## Materials provided
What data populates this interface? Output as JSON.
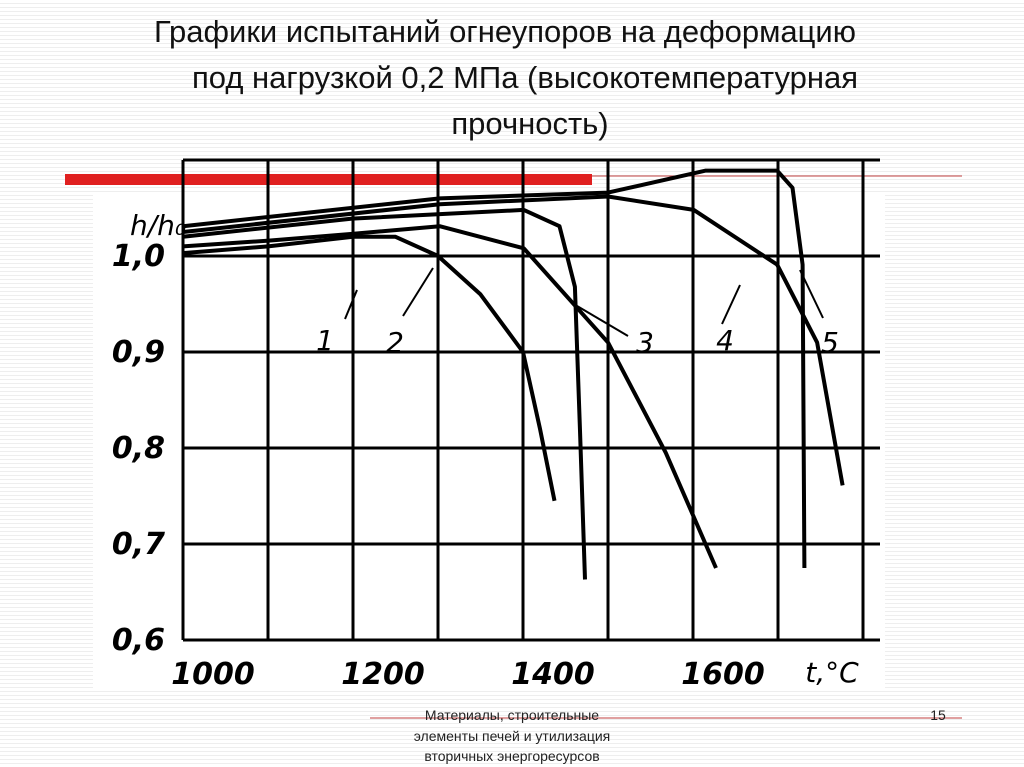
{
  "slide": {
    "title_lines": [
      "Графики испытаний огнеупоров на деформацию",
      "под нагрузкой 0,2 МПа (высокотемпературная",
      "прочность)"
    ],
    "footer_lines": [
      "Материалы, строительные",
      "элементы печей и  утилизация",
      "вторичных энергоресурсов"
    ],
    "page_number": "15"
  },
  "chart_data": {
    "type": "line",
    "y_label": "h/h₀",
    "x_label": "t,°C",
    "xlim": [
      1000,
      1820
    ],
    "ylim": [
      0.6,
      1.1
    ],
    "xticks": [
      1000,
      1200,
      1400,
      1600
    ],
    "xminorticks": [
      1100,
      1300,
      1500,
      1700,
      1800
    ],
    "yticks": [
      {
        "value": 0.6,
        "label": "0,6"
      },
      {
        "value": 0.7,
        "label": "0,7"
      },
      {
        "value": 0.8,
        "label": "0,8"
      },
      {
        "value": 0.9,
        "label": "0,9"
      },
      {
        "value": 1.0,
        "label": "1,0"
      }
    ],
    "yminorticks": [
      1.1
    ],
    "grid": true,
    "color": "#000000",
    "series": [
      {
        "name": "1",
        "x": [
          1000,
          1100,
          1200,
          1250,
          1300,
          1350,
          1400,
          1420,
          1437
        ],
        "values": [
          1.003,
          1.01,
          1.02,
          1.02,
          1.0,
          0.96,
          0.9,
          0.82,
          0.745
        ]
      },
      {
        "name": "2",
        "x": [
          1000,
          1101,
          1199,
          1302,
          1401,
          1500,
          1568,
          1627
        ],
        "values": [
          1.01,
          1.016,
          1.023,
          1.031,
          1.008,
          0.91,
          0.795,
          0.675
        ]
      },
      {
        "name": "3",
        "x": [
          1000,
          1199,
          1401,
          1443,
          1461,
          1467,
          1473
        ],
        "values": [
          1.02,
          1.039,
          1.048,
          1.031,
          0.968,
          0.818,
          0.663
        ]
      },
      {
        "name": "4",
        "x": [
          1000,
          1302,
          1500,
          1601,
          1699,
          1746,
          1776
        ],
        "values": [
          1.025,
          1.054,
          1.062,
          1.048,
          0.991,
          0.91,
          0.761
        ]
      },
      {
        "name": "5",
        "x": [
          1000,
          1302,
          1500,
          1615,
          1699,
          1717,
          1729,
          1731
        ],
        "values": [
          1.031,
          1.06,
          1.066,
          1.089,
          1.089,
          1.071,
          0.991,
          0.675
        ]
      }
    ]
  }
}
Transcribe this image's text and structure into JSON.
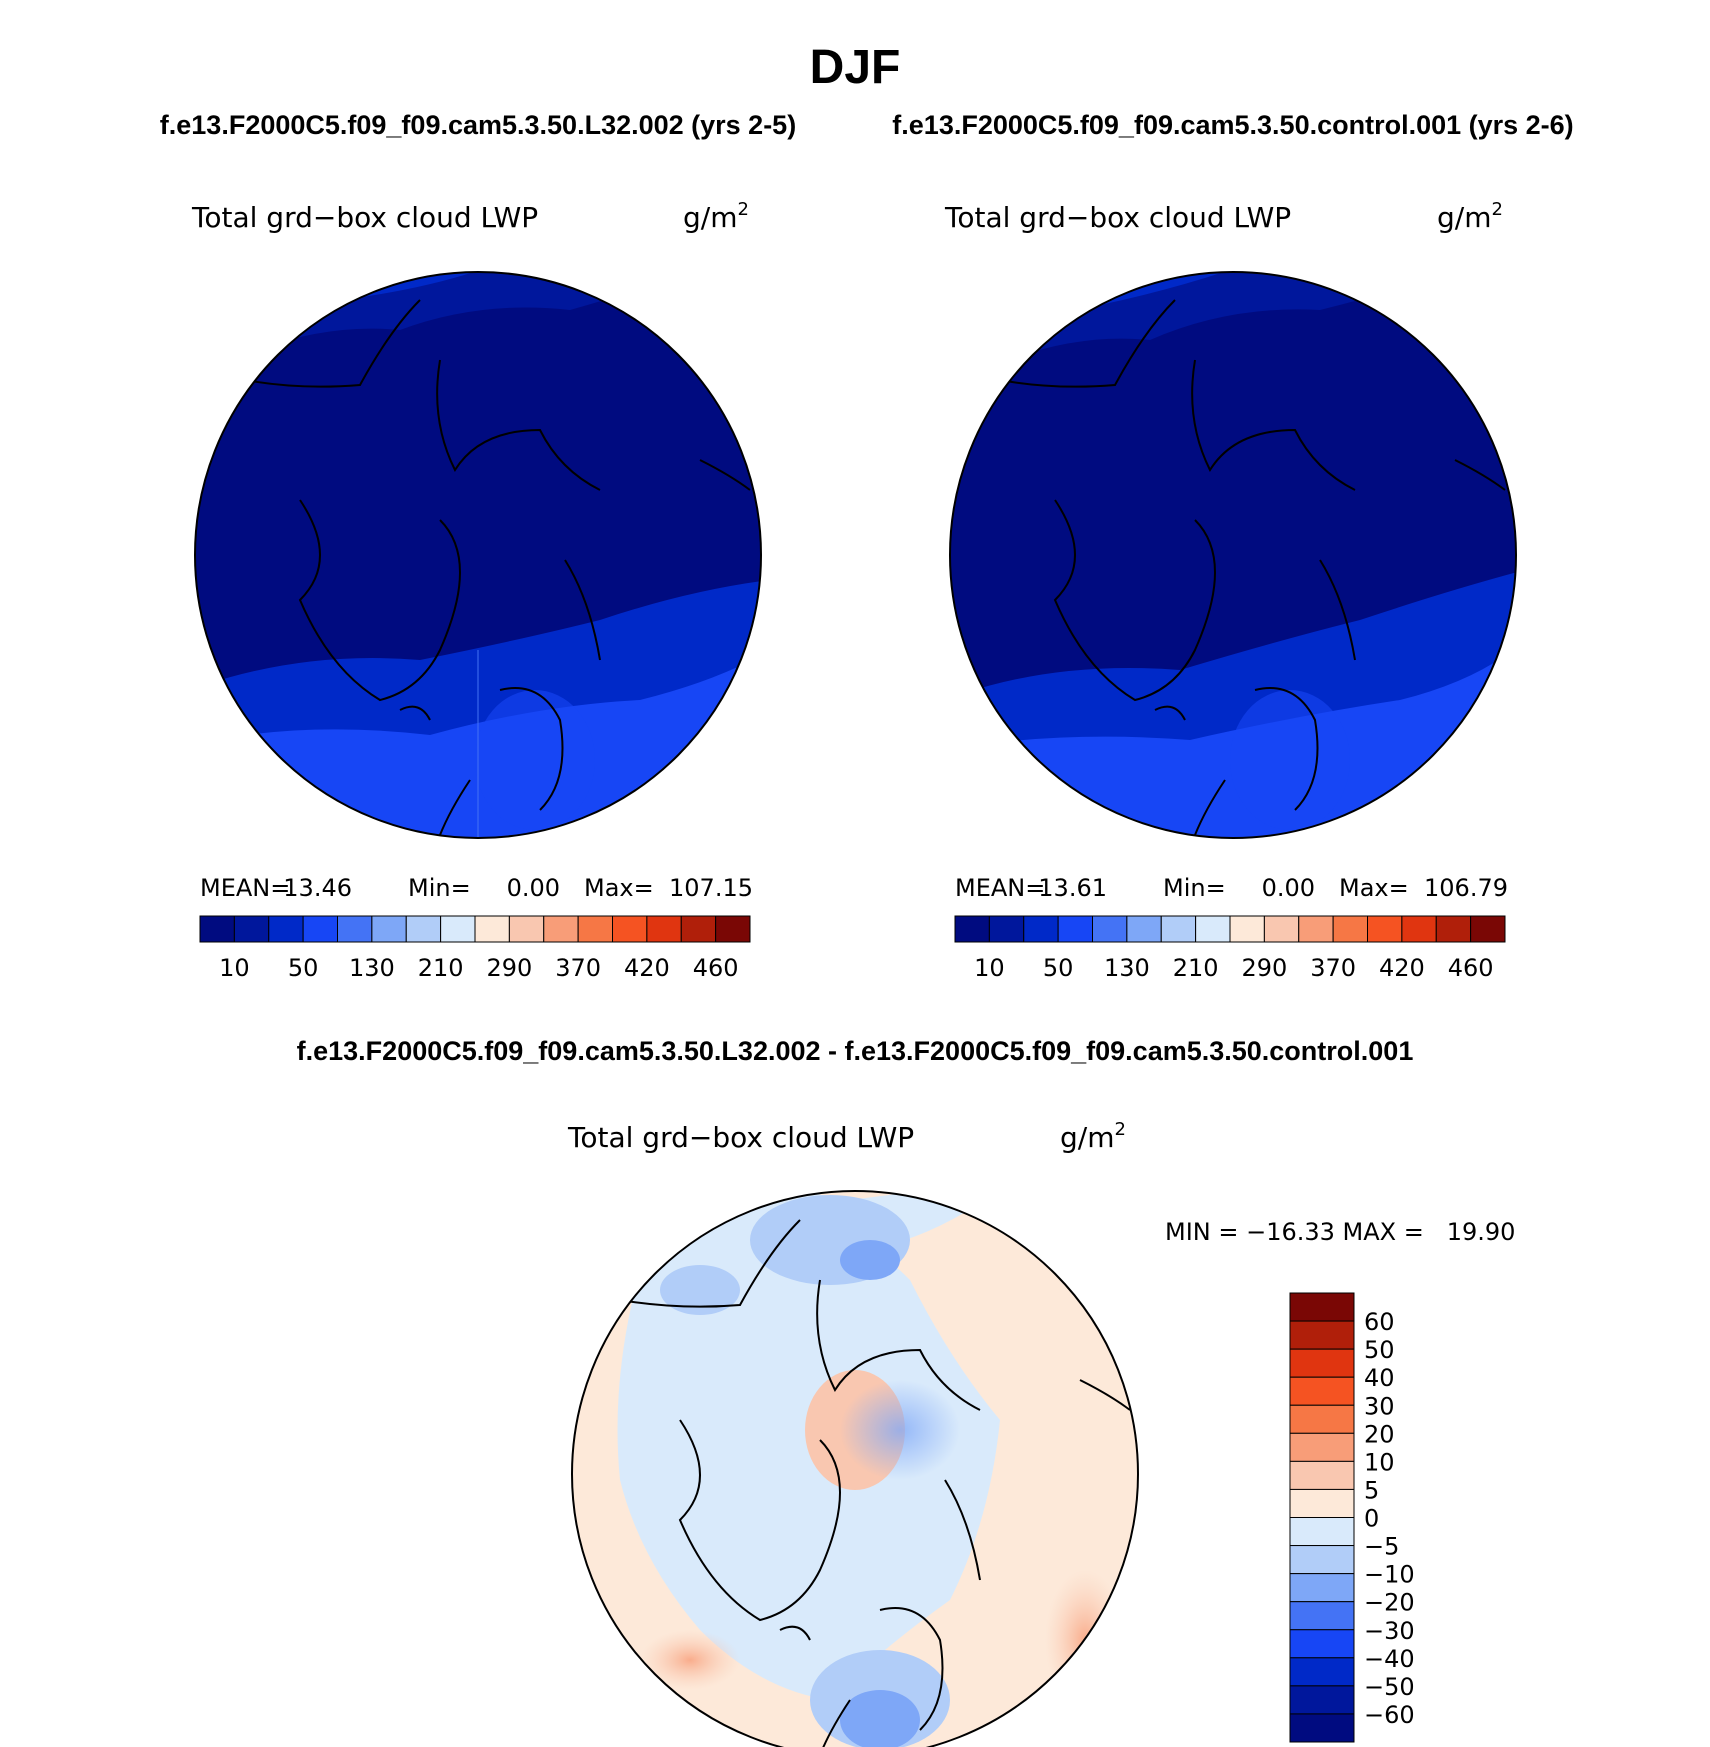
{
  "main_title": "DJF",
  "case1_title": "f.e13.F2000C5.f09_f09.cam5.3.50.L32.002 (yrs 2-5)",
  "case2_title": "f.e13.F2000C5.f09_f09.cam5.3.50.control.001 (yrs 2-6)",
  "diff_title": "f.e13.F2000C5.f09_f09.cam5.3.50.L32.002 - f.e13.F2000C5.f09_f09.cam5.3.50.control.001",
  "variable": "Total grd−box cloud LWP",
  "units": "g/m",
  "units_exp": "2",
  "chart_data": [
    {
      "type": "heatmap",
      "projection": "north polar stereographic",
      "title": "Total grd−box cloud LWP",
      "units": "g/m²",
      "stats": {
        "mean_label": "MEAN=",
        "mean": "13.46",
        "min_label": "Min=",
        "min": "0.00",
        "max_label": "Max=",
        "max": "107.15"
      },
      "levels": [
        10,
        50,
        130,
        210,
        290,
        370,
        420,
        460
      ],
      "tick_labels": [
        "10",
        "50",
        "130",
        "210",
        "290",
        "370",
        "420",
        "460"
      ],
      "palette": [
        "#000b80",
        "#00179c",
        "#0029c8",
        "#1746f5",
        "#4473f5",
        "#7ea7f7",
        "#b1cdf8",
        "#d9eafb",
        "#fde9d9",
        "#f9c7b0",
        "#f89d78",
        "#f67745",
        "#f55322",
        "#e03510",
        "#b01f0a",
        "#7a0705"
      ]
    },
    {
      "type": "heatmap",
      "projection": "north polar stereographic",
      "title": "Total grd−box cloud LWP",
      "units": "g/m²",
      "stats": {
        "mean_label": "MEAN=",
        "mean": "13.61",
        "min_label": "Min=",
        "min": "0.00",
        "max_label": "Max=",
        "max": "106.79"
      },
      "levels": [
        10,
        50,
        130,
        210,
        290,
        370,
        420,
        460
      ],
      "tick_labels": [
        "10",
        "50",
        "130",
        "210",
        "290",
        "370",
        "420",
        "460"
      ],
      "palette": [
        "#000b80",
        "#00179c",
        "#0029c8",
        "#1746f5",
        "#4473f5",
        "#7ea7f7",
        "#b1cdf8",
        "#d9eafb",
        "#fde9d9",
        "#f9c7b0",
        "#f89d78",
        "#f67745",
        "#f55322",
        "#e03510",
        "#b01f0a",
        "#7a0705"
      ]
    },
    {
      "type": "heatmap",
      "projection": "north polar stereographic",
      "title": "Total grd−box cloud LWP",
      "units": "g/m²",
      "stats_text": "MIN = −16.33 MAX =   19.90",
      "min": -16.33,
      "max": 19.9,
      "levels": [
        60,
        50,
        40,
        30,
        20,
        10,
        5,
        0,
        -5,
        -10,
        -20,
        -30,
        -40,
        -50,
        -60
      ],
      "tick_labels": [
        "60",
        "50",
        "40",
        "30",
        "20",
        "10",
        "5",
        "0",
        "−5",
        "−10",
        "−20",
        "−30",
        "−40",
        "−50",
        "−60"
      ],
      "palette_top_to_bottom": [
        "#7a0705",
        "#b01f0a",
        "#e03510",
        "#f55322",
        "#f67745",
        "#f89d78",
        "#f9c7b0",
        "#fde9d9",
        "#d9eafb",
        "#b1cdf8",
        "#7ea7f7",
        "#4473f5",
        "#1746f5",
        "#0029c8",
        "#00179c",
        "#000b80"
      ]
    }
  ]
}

## Work to do
Restate the listing above word for word, and skip the pictures.

## Solution to the problem
What data populates this interface? Output as JSON.
{
  "slide": {
    "title_lines": [
      "Графики испытаний огнеупоров на деформацию",
      "под нагрузкой 0,2 МПа (высокотемпературная",
      "прочность)"
    ],
    "footer_lines": [
      "Материалы, строительные",
      "элементы печей и  утилизация",
      "вторичных энергоресурсов"
    ],
    "page_number": "15"
  },
  "chart_data": {
    "type": "line",
    "y_label": "h/h₀",
    "x_label": "t,°C",
    "xlim": [
      1000,
      1820
    ],
    "ylim": [
      0.6,
      1.1
    ],
    "xticks": [
      1000,
      1200,
      1400,
      1600
    ],
    "xminorticks": [
      1100,
      1300,
      1500,
      1700,
      1800
    ],
    "yticks": [
      {
        "value": 0.6,
        "label": "0,6"
      },
      {
        "value": 0.7,
        "label": "0,7"
      },
      {
        "value": 0.8,
        "label": "0,8"
      },
      {
        "value": 0.9,
        "label": "0,9"
      },
      {
        "value": 1.0,
        "label": "1,0"
      }
    ],
    "yminorticks": [
      1.1
    ],
    "grid": true,
    "color": "#000000",
    "series": [
      {
        "name": "1",
        "x": [
          1000,
          1100,
          1200,
          1250,
          1300,
          1350,
          1400,
          1420,
          1437
        ],
        "values": [
          1.003,
          1.01,
          1.02,
          1.02,
          1.0,
          0.96,
          0.9,
          0.82,
          0.745
        ]
      },
      {
        "name": "2",
        "x": [
          1000,
          1101,
          1199,
          1302,
          1401,
          1500,
          1568,
          1627
        ],
        "values": [
          1.01,
          1.016,
          1.023,
          1.031,
          1.008,
          0.91,
          0.795,
          0.675
        ]
      },
      {
        "name": "3",
        "x": [
          1000,
          1199,
          1401,
          1443,
          1461,
          1467,
          1473
        ],
        "values": [
          1.02,
          1.039,
          1.048,
          1.031,
          0.968,
          0.818,
          0.663
        ]
      },
      {
        "name": "4",
        "x": [
          1000,
          1302,
          1500,
          1601,
          1699,
          1746,
          1776
        ],
        "values": [
          1.025,
          1.054,
          1.062,
          1.048,
          0.991,
          0.91,
          0.761
        ]
      },
      {
        "name": "5",
        "x": [
          1000,
          1302,
          1500,
          1615,
          1699,
          1717,
          1729,
          1731
        ],
        "values": [
          1.031,
          1.06,
          1.066,
          1.089,
          1.089,
          1.071,
          0.991,
          0.675
        ]
      }
    ]
  }
}
Transcribe this image's text and structure into JSON.
{
  "main_title": "DJF",
  "case1_title": "f.e13.F2000C5.f09_f09.cam5.3.50.L32.002 (yrs 2-5)",
  "case2_title": "f.e13.F2000C5.f09_f09.cam5.3.50.control.001 (yrs 2-6)",
  "diff_title": "f.e13.F2000C5.f09_f09.cam5.3.50.L32.002 - f.e13.F2000C5.f09_f09.cam5.3.50.control.001",
  "variable": "Total grd−box cloud LWP",
  "units": "g/m",
  "units_exp": "2",
  "chart_data": [
    {
      "type": "heatmap",
      "projection": "north polar stereographic",
      "title": "Total grd−box cloud LWP",
      "units": "g/m²",
      "stats": {
        "mean_label": "MEAN=",
        "mean": "13.46",
        "min_label": "Min=",
        "min": "0.00",
        "max_label": "Max=",
        "max": "107.15"
      },
      "levels": [
        10,
        50,
        130,
        210,
        290,
        370,
        420,
        460
      ],
      "tick_labels": [
        "10",
        "50",
        "130",
        "210",
        "290",
        "370",
        "420",
        "460"
      ],
      "palette": [
        "#000b80",
        "#00179c",
        "#0029c8",
        "#1746f5",
        "#4473f5",
        "#7ea7f7",
        "#b1cdf8",
        "#d9eafb",
        "#fde9d9",
        "#f9c7b0",
        "#f89d78",
        "#f67745",
        "#f55322",
        "#e03510",
        "#b01f0a",
        "#7a0705"
      ]
    },
    {
      "type": "heatmap",
      "projection": "north polar stereographic",
      "title": "Total grd−box cloud LWP",
      "units": "g/m²",
      "stats": {
        "mean_label": "MEAN=",
        "mean": "13.61",
        "min_label": "Min=",
        "min": "0.00",
        "max_label": "Max=",
        "max": "106.79"
      },
      "levels": [
        10,
        50,
        130,
        210,
        290,
        370,
        420,
        460
      ],
      "tick_labels": [
        "10",
        "50",
        "130",
        "210",
        "290",
        "370",
        "420",
        "460"
      ],
      "palette": [
        "#000b80",
        "#00179c",
        "#0029c8",
        "#1746f5",
        "#4473f5",
        "#7ea7f7",
        "#b1cdf8",
        "#d9eafb",
        "#fde9d9",
        "#f9c7b0",
        "#f89d78",
        "#f67745",
        "#f55322",
        "#e03510",
        "#b01f0a",
        "#7a0705"
      ]
    },
    {
      "type": "heatmap",
      "projection": "north polar stereographic",
      "title": "Total grd−box cloud LWP",
      "units": "g/m²",
      "stats_text": "MIN = −16.33 MAX =   19.90",
      "min": -16.33,
      "max": 19.9,
      "levels": [
        60,
        50,
        40,
        30,
        20,
        10,
        5,
        0,
        -5,
        -10,
        -20,
        -30,
        -40,
        -50,
        -60
      ],
      "tick_labels": [
        "60",
        "50",
        "40",
        "30",
        "20",
        "10",
        "5",
        "0",
        "−5",
        "−10",
        "−20",
        "−30",
        "−40",
        "−50",
        "−60"
      ],
      "palette_top_to_bottom": [
        "#7a0705",
        "#b01f0a",
        "#e03510",
        "#f55322",
        "#f67745",
        "#f89d78",
        "#f9c7b0",
        "#fde9d9",
        "#d9eafb",
        "#b1cdf8",
        "#7ea7f7",
        "#4473f5",
        "#1746f5",
        "#0029c8",
        "#00179c",
        "#000b80"
      ]
    }
  ]
}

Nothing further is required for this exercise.